[Start EXTRACTED RECORDS]

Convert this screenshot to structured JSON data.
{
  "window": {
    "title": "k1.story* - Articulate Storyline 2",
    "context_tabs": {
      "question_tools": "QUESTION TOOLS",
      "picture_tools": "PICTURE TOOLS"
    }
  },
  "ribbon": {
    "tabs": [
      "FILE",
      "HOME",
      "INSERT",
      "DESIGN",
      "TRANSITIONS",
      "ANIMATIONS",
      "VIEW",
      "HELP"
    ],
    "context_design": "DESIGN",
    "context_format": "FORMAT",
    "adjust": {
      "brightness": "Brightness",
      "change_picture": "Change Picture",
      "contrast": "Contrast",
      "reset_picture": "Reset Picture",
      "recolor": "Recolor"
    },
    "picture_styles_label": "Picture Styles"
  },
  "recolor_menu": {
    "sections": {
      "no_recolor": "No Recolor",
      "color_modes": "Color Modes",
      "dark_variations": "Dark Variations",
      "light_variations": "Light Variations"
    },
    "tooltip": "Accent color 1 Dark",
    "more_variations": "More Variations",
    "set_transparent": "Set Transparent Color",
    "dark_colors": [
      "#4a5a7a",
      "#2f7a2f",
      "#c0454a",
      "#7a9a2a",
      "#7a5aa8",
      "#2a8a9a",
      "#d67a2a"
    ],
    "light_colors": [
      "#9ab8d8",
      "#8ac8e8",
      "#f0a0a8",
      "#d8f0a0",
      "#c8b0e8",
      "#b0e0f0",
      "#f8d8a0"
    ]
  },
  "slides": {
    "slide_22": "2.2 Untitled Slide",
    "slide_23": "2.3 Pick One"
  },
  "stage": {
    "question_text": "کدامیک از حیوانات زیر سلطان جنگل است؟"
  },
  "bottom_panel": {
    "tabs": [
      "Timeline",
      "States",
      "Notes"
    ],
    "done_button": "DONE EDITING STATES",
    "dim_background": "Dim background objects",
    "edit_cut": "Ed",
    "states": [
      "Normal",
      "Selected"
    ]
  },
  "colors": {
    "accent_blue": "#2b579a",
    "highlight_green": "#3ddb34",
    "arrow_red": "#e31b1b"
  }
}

[End EXTRACTED RECORDS]

EXERCISE:
Using the entries above, return each line in which the word "Variations" occurs.

RESPONSE TO THE EXERCISE:
      "dark_variations": "Dark Variations",
      "light_variations": "Light Variations"
    "more_variations": "More Variations",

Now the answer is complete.